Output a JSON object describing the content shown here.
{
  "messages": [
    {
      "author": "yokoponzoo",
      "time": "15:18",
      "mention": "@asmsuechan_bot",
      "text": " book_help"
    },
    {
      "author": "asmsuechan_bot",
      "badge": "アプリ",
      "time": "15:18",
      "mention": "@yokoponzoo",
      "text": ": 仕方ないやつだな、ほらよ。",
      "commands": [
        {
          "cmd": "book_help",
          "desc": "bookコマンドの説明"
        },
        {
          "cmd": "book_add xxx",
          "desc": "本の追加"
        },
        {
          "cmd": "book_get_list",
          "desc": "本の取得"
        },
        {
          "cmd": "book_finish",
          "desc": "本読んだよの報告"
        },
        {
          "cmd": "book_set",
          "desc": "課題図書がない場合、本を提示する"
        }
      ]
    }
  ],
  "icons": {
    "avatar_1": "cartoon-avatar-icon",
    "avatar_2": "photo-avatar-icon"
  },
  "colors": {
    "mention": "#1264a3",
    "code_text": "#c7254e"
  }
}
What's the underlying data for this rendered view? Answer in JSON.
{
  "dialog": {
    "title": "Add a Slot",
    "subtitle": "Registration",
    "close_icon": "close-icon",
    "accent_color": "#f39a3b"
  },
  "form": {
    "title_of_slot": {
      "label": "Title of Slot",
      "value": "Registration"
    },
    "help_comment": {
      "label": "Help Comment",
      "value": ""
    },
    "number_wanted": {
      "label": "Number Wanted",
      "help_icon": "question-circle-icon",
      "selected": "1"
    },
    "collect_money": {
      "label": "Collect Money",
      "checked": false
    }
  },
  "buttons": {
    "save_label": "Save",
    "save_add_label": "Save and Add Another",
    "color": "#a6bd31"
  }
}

#####

What you should do:
Recite the full listing above exactly.

Solved problem:
Output a JSON object describing the content shown here.
{
  "messages": [
    {
      "author": "yokoponzoo",
      "time": "15:18",
      "mention": "@asmsuechan_bot",
      "text": " book_help"
    },
    {
      "author": "asmsuechan_bot",
      "badge": "アプリ",
      "time": "15:18",
      "mention": "@yokoponzoo",
      "text": ": 仕方ないやつだな、ほらよ。",
      "commands": [
        {
          "cmd": "book_help",
          "desc": "bookコマンドの説明"
        },
        {
          "cmd": "book_add xxx",
          "desc": "本の追加"
        },
        {
          "cmd": "book_get_list",
          "desc": "本の取得"
        },
        {
          "cmd": "book_finish",
          "desc": "本読んだよの報告"
        },
        {
          "cmd": "book_set",
          "desc": "課題図書がない場合、本を提示する"
        }
      ]
    }
  ],
  "icons": {
    "avatar_1": "cartoon-avatar-icon",
    "avatar_2": "photo-avatar-icon"
  },
  "colors": {
    "mention": "#1264a3",
    "code_text": "#c7254e"
  }
}
What's the underlying data for this rendered view? Answer in JSON.
{
  "dialog": {
    "title": "Add a Slot",
    "subtitle": "Registration",
    "close_icon": "close-icon",
    "accent_color": "#f39a3b"
  },
  "form": {
    "title_of_slot": {
      "label": "Title of Slot",
      "value": "Registration"
    },
    "help_comment": {
      "label": "Help Comment",
      "value": ""
    },
    "number_wanted": {
      "label": "Number Wanted",
      "help_icon": "question-circle-icon",
      "selected": "1"
    },
    "collect_money": {
      "label": "Collect Money",
      "checked": false
    }
  },
  "buttons": {
    "save_label": "Save",
    "save_add_label": "Save and Add Another",
    "color": "#a6bd31"
  }
}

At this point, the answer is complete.